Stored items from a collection
○ ○ ○ ○ ○

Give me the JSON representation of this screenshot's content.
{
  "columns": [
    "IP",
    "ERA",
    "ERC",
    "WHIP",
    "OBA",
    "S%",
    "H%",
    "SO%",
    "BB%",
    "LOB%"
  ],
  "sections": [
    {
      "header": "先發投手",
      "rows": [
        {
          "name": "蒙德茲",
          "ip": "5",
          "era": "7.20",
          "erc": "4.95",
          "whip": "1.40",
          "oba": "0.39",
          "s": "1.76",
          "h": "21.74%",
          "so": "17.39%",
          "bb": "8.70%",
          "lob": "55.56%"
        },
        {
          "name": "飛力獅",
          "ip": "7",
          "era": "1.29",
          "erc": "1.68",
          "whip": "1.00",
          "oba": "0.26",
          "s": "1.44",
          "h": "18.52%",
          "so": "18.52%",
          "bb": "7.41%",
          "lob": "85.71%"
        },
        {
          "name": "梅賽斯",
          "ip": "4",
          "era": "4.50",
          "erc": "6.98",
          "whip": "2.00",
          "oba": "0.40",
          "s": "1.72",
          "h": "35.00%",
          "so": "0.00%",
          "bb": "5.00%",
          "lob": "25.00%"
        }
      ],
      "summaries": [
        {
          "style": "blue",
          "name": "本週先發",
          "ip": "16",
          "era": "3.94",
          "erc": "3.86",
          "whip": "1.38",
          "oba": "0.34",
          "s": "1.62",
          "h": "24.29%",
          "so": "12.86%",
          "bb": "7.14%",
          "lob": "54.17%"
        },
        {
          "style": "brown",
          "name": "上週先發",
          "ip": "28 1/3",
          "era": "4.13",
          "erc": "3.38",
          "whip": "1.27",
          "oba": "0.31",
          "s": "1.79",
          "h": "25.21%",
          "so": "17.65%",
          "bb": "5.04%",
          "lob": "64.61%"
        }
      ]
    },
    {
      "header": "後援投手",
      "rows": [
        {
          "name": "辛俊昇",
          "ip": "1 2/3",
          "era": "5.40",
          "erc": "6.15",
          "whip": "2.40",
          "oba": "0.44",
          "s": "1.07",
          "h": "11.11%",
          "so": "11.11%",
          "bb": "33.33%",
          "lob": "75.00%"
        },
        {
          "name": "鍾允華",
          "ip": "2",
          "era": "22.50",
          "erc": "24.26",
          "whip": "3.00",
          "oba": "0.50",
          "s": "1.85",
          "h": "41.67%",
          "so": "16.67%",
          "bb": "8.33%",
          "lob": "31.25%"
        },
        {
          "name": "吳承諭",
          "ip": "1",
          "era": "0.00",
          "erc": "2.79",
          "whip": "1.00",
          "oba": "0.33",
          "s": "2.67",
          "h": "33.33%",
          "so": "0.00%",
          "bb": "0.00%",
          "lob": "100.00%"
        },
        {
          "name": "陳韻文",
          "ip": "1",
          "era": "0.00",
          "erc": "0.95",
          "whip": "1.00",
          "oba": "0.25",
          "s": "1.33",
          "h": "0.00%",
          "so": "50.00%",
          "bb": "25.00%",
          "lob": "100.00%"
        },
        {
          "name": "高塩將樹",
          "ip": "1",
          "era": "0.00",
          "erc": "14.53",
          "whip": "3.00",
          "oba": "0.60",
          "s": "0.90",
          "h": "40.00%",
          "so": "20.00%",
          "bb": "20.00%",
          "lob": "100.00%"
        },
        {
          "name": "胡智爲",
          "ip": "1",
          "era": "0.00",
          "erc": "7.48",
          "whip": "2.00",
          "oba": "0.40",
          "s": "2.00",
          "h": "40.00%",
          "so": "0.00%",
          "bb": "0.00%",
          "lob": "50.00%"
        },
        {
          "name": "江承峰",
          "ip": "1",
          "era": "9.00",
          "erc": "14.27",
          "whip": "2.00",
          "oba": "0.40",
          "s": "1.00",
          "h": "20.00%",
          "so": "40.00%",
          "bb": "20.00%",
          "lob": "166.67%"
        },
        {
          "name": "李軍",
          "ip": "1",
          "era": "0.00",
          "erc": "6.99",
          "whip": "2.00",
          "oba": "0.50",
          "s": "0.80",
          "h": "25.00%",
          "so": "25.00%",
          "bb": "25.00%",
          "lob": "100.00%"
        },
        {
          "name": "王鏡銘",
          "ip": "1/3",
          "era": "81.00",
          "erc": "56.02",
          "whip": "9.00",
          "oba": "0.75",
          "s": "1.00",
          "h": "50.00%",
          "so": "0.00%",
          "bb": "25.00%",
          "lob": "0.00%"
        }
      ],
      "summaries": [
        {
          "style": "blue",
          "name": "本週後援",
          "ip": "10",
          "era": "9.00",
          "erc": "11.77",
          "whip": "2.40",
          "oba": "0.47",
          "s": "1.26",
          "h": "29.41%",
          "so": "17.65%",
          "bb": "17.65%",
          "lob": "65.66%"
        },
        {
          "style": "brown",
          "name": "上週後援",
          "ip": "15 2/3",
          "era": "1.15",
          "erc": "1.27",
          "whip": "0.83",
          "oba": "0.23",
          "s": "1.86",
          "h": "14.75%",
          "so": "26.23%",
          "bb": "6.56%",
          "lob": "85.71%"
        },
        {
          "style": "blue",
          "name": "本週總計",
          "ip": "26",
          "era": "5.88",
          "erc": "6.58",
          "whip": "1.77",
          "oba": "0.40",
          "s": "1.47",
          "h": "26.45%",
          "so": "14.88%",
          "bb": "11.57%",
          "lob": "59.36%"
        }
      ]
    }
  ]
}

○ ○ ○ ○ ○

> _Problem to work on_: Retype the whole listing, matching it exactly.

> _Reply to the task_:
Give me the JSON representation of this screenshot's content.
{
  "columns": [
    "IP",
    "ERA",
    "ERC",
    "WHIP",
    "OBA",
    "S%",
    "H%",
    "SO%",
    "BB%",
    "LOB%"
  ],
  "sections": [
    {
      "header": "先發投手",
      "rows": [
        {
          "name": "蒙德茲",
          "ip": "5",
          "era": "7.20",
          "erc": "4.95",
          "whip": "1.40",
          "oba": "0.39",
          "s": "1.76",
          "h": "21.74%",
          "so": "17.39%",
          "bb": "8.70%",
          "lob": "55.56%"
        },
        {
          "name": "飛力獅",
          "ip": "7",
          "era": "1.29",
          "erc": "1.68",
          "whip": "1.00",
          "oba": "0.26",
          "s": "1.44",
          "h": "18.52%",
          "so": "18.52%",
          "bb": "7.41%",
          "lob": "85.71%"
        },
        {
          "name": "梅賽斯",
          "ip": "4",
          "era": "4.50",
          "erc": "6.98",
          "whip": "2.00",
          "oba": "0.40",
          "s": "1.72",
          "h": "35.00%",
          "so": "0.00%",
          "bb": "5.00%",
          "lob": "25.00%"
        }
      ],
      "summaries": [
        {
          "style": "blue",
          "name": "本週先發",
          "ip": "16",
          "era": "3.94",
          "erc": "3.86",
          "whip": "1.38",
          "oba": "0.34",
          "s": "1.62",
          "h": "24.29%",
          "so": "12.86%",
          "bb": "7.14%",
          "lob": "54.17%"
        },
        {
          "style": "brown",
          "name": "上週先發",
          "ip": "28 1/3",
          "era": "4.13",
          "erc": "3.38",
          "whip": "1.27",
          "oba": "0.31",
          "s": "1.79",
          "h": "25.21%",
          "so": "17.65%",
          "bb": "5.04%",
          "lob": "64.61%"
        }
      ]
    },
    {
      "header": "後援投手",
      "rows": [
        {
          "name": "辛俊昇",
          "ip": "1 2/3",
          "era": "5.40",
          "erc": "6.15",
          "whip": "2.40",
          "oba": "0.44",
          "s": "1.07",
          "h": "11.11%",
          "so": "11.11%",
          "bb": "33.33%",
          "lob": "75.00%"
        },
        {
          "name": "鍾允華",
          "ip": "2",
          "era": "22.50",
          "erc": "24.26",
          "whip": "3.00",
          "oba": "0.50",
          "s": "1.85",
          "h": "41.67%",
          "so": "16.67%",
          "bb": "8.33%",
          "lob": "31.25%"
        },
        {
          "name": "吳承諭",
          "ip": "1",
          "era": "0.00",
          "erc": "2.79",
          "whip": "1.00",
          "oba": "0.33",
          "s": "2.67",
          "h": "33.33%",
          "so": "0.00%",
          "bb": "0.00%",
          "lob": "100.00%"
        },
        {
          "name": "陳韻文",
          "ip": "1",
          "era": "0.00",
          "erc": "0.95",
          "whip": "1.00",
          "oba": "0.25",
          "s": "1.33",
          "h": "0.00%",
          "so": "50.00%",
          "bb": "25.00%",
          "lob": "100.00%"
        },
        {
          "name": "高塩將樹",
          "ip": "1",
          "era": "0.00",
          "erc": "14.53",
          "whip": "3.00",
          "oba": "0.60",
          "s": "0.90",
          "h": "40.00%",
          "so": "20.00%",
          "bb": "20.00%",
          "lob": "100.00%"
        },
        {
          "name": "胡智爲",
          "ip": "1",
          "era": "0.00",
          "erc": "7.48",
          "whip": "2.00",
          "oba": "0.40",
          "s": "2.00",
          "h": "40.00%",
          "so": "0.00%",
          "bb": "0.00%",
          "lob": "50.00%"
        },
        {
          "name": "江承峰",
          "ip": "1",
          "era": "9.00",
          "erc": "14.27",
          "whip": "2.00",
          "oba": "0.40",
          "s": "1.00",
          "h": "20.00%",
          "so": "40.00%",
          "bb": "20.00%",
          "lob": "166.67%"
        },
        {
          "name": "李軍",
          "ip": "1",
          "era": "0.00",
          "erc": "6.99",
          "whip": "2.00",
          "oba": "0.50",
          "s": "0.80",
          "h": "25.00%",
          "so": "25.00%",
          "bb": "25.00%",
          "lob": "100.00%"
        },
        {
          "name": "王鏡銘",
          "ip": "1/3",
          "era": "81.00",
          "erc": "56.02",
          "whip": "9.00",
          "oba": "0.75",
          "s": "1.00",
          "h": "50.00%",
          "so": "0.00%",
          "bb": "25.00%",
          "lob": "0.00%"
        }
      ],
      "summaries": [
        {
          "style": "blue",
          "name": "本週後援",
          "ip": "10",
          "era": "9.00",
          "erc": "11.77",
          "whip": "2.40",
          "oba": "0.47",
          "s": "1.26",
          "h": "29.41%",
          "so": "17.65%",
          "bb": "17.65%",
          "lob": "65.66%"
        },
        {
          "style": "brown",
          "name": "上週後援",
          "ip": "15 2/3",
          "era": "1.15",
          "erc": "1.27",
          "whip": "0.83",
          "oba": "0.23",
          "s": "1.86",
          "h": "14.75%",
          "so": "26.23%",
          "bb": "6.56%",
          "lob": "85.71%"
        },
        {
          "style": "blue",
          "name": "本週總計",
          "ip": "26",
          "era": "5.88",
          "erc": "6.58",
          "whip": "1.77",
          "oba": "0.40",
          "s": "1.47",
          "h": "26.45%",
          "so": "14.88%",
          "bb": "11.57%",
          "lob": "59.36%"
        }
      ]
    }
  ]
}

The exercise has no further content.